:: Requirement ::
Below are some records: retype them all exactly, but not the pictures.

[Dataset excerpts]
***
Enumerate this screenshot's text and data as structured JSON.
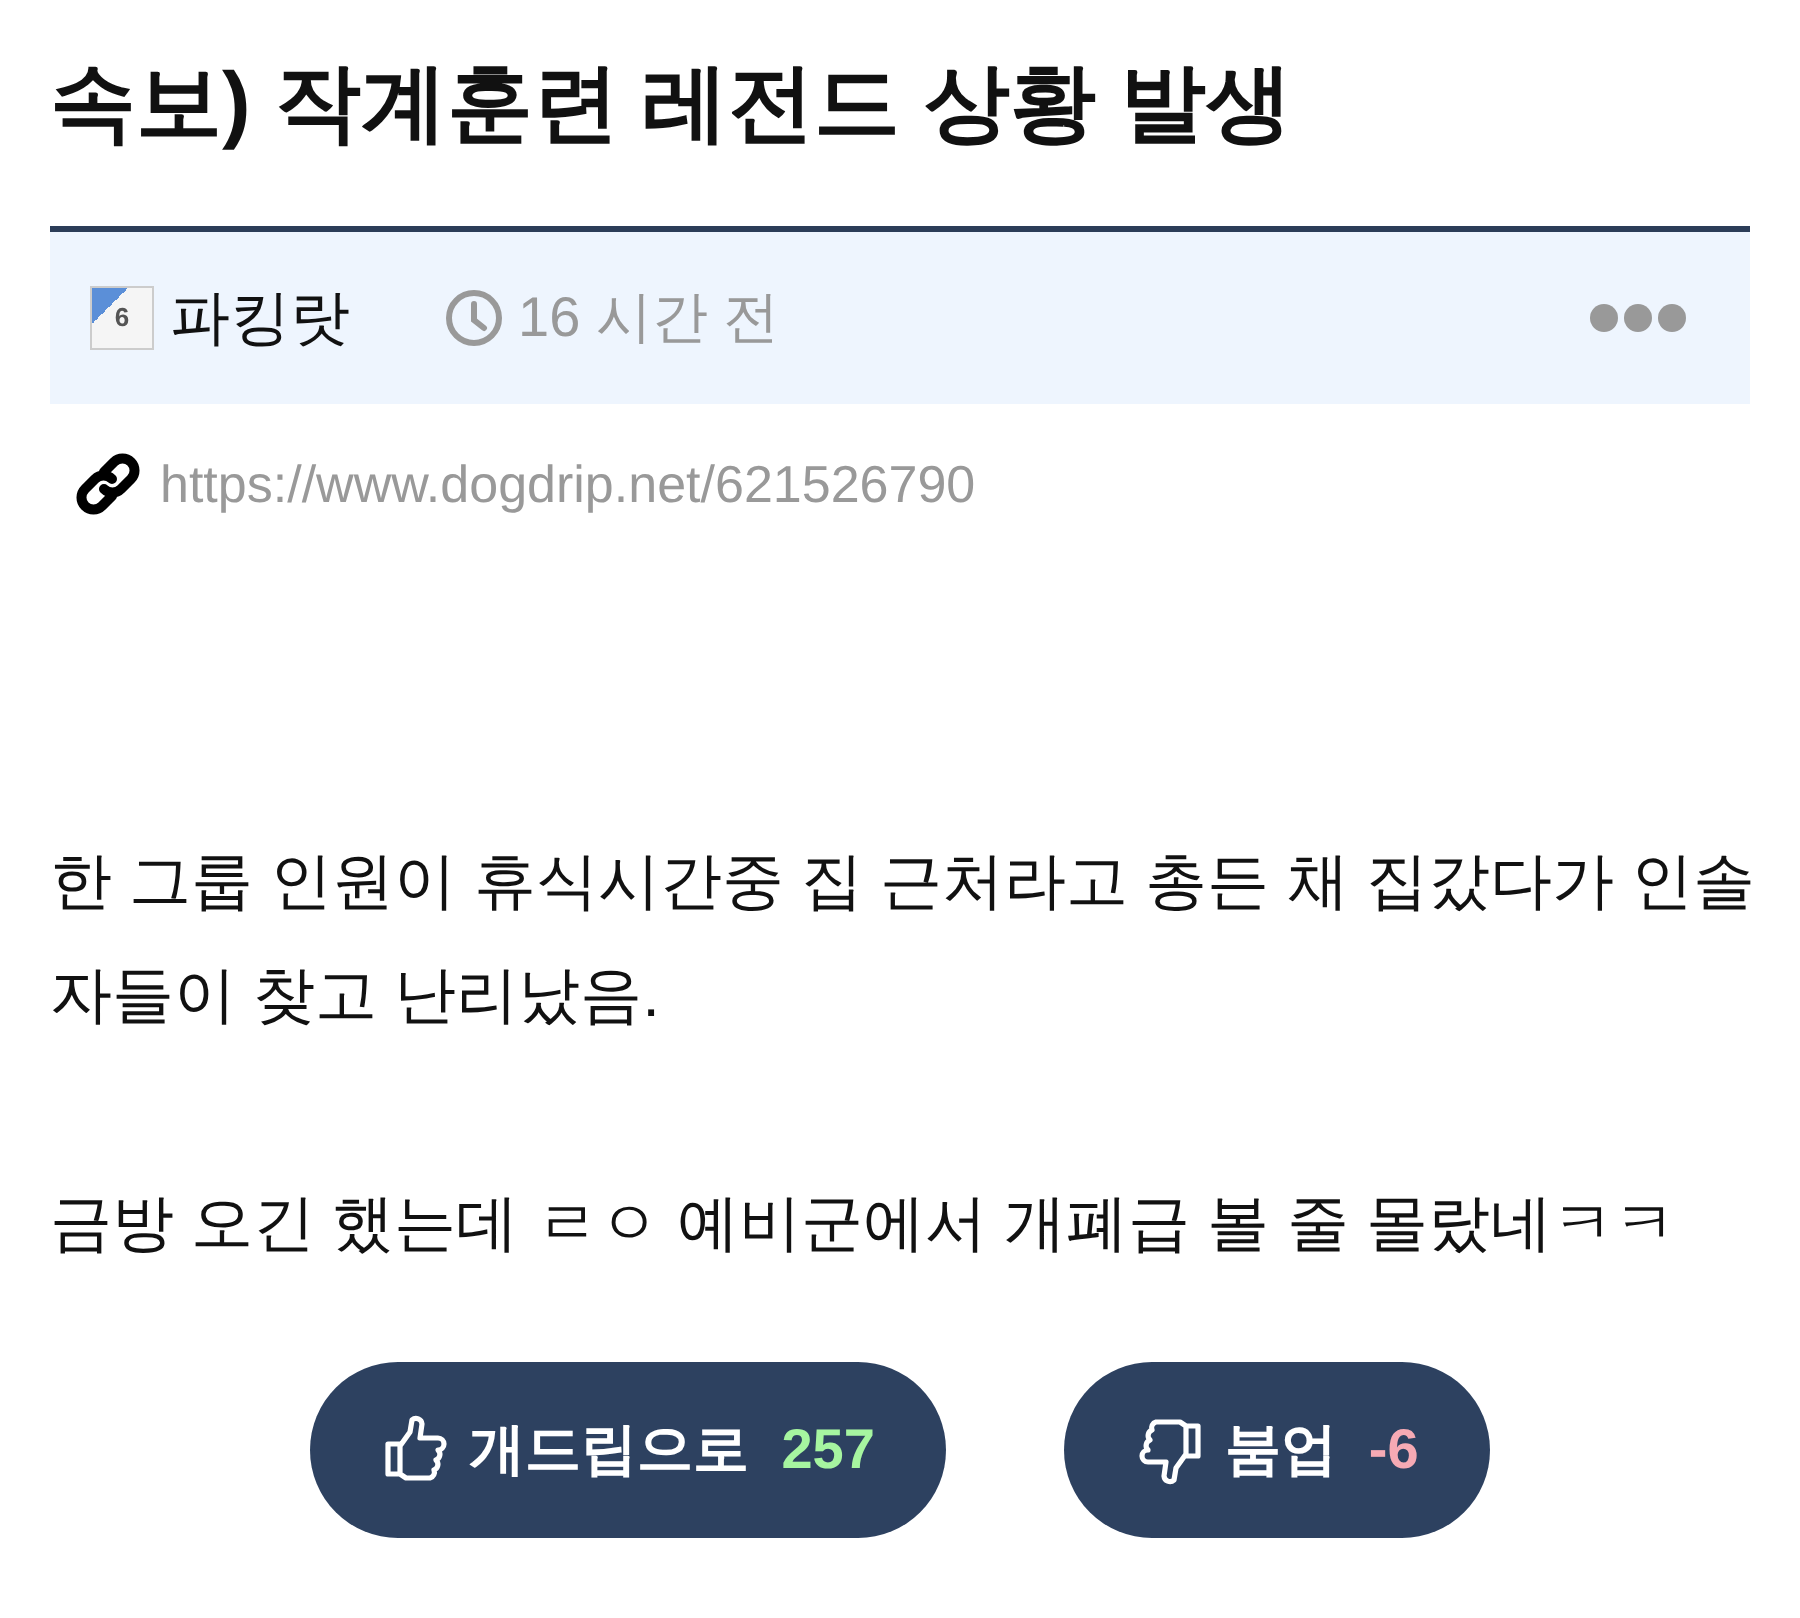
{
  "post": {
    "title": "속보) 작계훈련 레전드 상황 발생",
    "author": {
      "level": "6",
      "name": "파킹랏"
    },
    "time": "16 시간 전",
    "url": "https://www.dogdrip.net/621526790",
    "paragraphs": [
      "한 그룹 인원이 휴식시간중 집 근처라고 총든 채 집갔다가 인솔자들이 찾고 난리났음.",
      "금방 오긴 했는데 ㄹㅇ 예비군에서 개폐급 볼 줄 몰랐네ㅋㅋ"
    ]
  },
  "votes": [
    {
      "kind": "up",
      "label": "개드립으로",
      "count": "257"
    },
    {
      "kind": "down",
      "label": "붐업",
      "count": "-6"
    }
  ]
}
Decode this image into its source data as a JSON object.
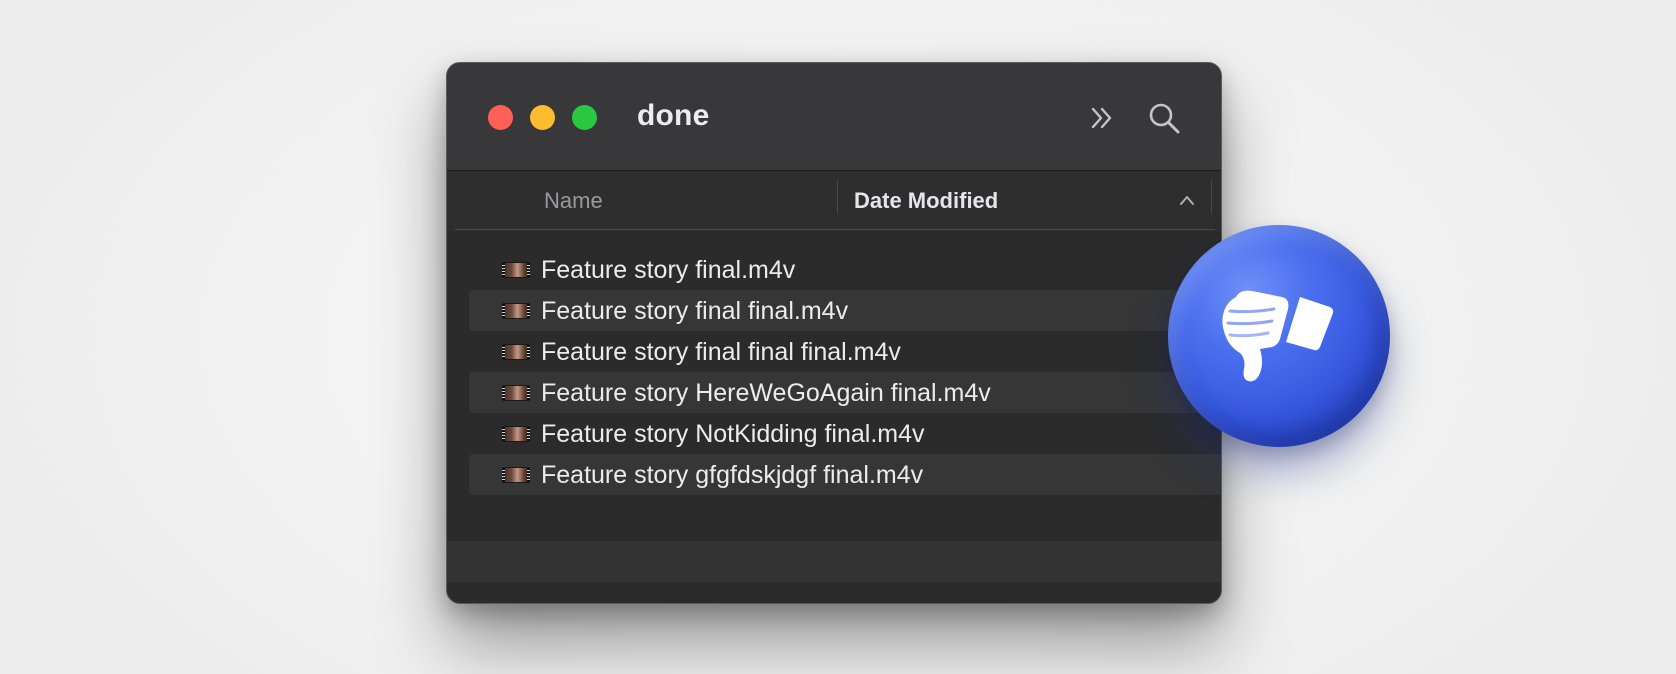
***
:: Solved exercise ::
Enumerate this screenshot's text and data as structured JSON.
{
  "post": {
    "title": "속보) 작계훈련 레전드 상황 발생",
    "author": {
      "level": "6",
      "name": "파킹랏"
    },
    "time": "16 시간 전",
    "url": "https://www.dogdrip.net/621526790",
    "paragraphs": [
      "한 그룹 인원이 휴식시간중 집 근처라고 총든 채 집갔다가 인솔자들이 찾고 난리났음.",
      "금방 오긴 했는데 ㄹㅇ 예비군에서 개폐급 볼 줄 몰랐네ㅋㅋ"
    ]
  },
  "votes": [
    {
      "kind": "up",
      "label": "개드립으로",
      "count": "257"
    },
    {
      "kind": "down",
      "label": "붐업",
      "count": "-6"
    }
  ]
}
Decode this image into its source data as a JSON object.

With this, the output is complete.